Sensorlogger
Statistics & Logbooks
Any statistical evaluation of the collected data is bound to a logbook column. If you want to get the results from a statistical operation, you have to configure a logbook column. It doesn’t matter if the logbook is only virtual or imaginary and you are only interested in broadcasting your statistics via MQTT, or if the logbook will actually be written as a real file.
As a file, logbooks are tab-separated text files where the collected values from the most recent measurement cycle are statistically summarized and recorded. You can set up an arbitrary number of logbooks, each with their own variety of columns for different statistical operations, sensors and cycle times. A very simple example of the content of a logbook file is shown below. It collects the 30 minute mean values for two different sensors.
# Time Temp [°C] Humidity [%RH] 2021-01-31 15:00:00 2.79615 65.0923 2021-01-31 15:30:00 1.182 70.46 2021-01-31 16:00:00 0.90467 75.36 2021-01-31 16:30:00 0.56 75.8733 2021-01-31 17:00:00 0.0286667 80.5067 2021-01-31 17:30:00 -0.499333 84.76 2021-01-31 18:00:00 -0.926 89.06 2021-01-31 18:30:00 -1.14067 89.1933
Logbook configurations
The logbooks key in the configuration file is always a JSON array that may contain any number of logbook configurations.
"logbooks": [ ... { "filename": "/home/user/weather/weatherlog.txt", "cycle_time": {"value": 15, "unit": "min"}, "max_entries": 96, "missing_data": "-", "columns": [ ... ] }, ... ]
"filename": Specifies the path and filename where the logbook shall be saved. If set to null, the logbook will not be saved as a real file, but statistics will still be published via MQTT or sent to the HomeMatic CCU, if intended.
Standard value: null
"cycle_time": Duration of a measurement cycle. Please note that the cycle time should be well above the rest period (polling intervals) of the individual sensors in order to accumulate some values for the statistics to make sense. The numerical part for this parameter is set under "value", its unit under "unit". The following units are allowed: "ms", "s", "min", "h", "d".
Standard value: 15 min
"max_entries": Maximum number of logbook entries (i.e. lines). If the number is exceeded, the oldest entries will be deleted.
Standard value: 30
"missing_data": String that is used for entries where data is missing. This can happen if a sensor cannot be reached during the whole measurement cycle or if the rest period of a sensor is longer than the measurement cycle.
Standard value: "-"
"columns": JSON array where all the columns for this logbook are defined. Please refer to the following section on how to set up logbook columns.
Logbook columns
The "columns" key (as a child node of a logbooks object) always hosts a JSON array that can contain the definitions of an arbitrary number of columns. The very first column of any logbook is always a time stamp that shows when the statistics has been calculated. All the remaining columns are configured here.

[DATA EXCERPT]
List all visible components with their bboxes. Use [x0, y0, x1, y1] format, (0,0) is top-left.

[REQUIRED TASKS]
a: Translate this sentence from the Sensorlogger documentation into Spanish: "If the number is exceeded, the oldest entries will be deleted."
b: Please continue the Sensorlogger documentation from the point where it stops.
The Sensorlogger documentation and the material that comes after it are separate and unrelated.

[ANSWERS PROVIDED]
a: Si se supera el número, se eliminarán las entradas más antiguas.

b:
"columns": [ ... { "title": "Temperature", "unit": "°C", "sensor_id": "Weather/Temperature", "mqtt_publish": "House/Weather/Temperature/mean", "homematic_publish": "34572", "operation": "mean", "evaluation_period": {"value": 1, "unit": "h"}, "confidence_absolute": 10.0, }, { "title": "Humidity", "unit": "%rel", "sensor_id": "Weather/Humidity", "mqtt_publish": "House/Weather/Humidity/median", "homematic_publish": "37856", "operation": "median", "confidence_sigma": 3.0 }, { "title": "Wind", "unit": "Hz", "sensor_id": "Weather/Wind", "mqtt_publish": "House/Weather/Wind/frequency", "homematic_publish": "22156", "operation": "freq", "count_factor": 0.5 }, ... ]
"title": The column’s title, as displayed in the first (commented) header line of the logbook file.
"unit": The column’s unit for all of its values, as displayed in square brackets next to the title in the first header line of the logbook file.
Standard value: null
"sensor_id": A unique string that identifies the sensor that shall be evaluated here. The ID was specified in previous sections when setting up the individual sensors.
"mqtt_publish": Topic that is used to publish the result of the statistical operation via MQTT.
Standard value: null
"homematic_publish": ISE ID of the HomeMatic system variable that should be set to the result of the statistical operation.
Standard value: null
"operation": Statistical operation that shall be applied to the values of the most recent measurement cycle in order to calculate the column value. The following operations are allowed:
- "mean" — Arithmetic mean
- "median" — Median value
- "max" — Maximum
- "min" — Minimum
- "sum" — Sum
- "stddev" — Standard deviation (RMSD) around the arithmetic mean
- "stddev_mean" — Standard deviation (RMSD) around the arithmetic mean
- "stddev_median" — Standard deviation (RMSD) around the median value
- "count" — Number of measurements, or number of events in case of an externally triggered sensor.
- "freq" — Frequency of the incoming measurements, in 1/s.
- "freq_min" — Minimum overall frequency that has occurred during the last measurement cycle. This is the inverse of the maximum time between two incoming events or measurements. In 1/s.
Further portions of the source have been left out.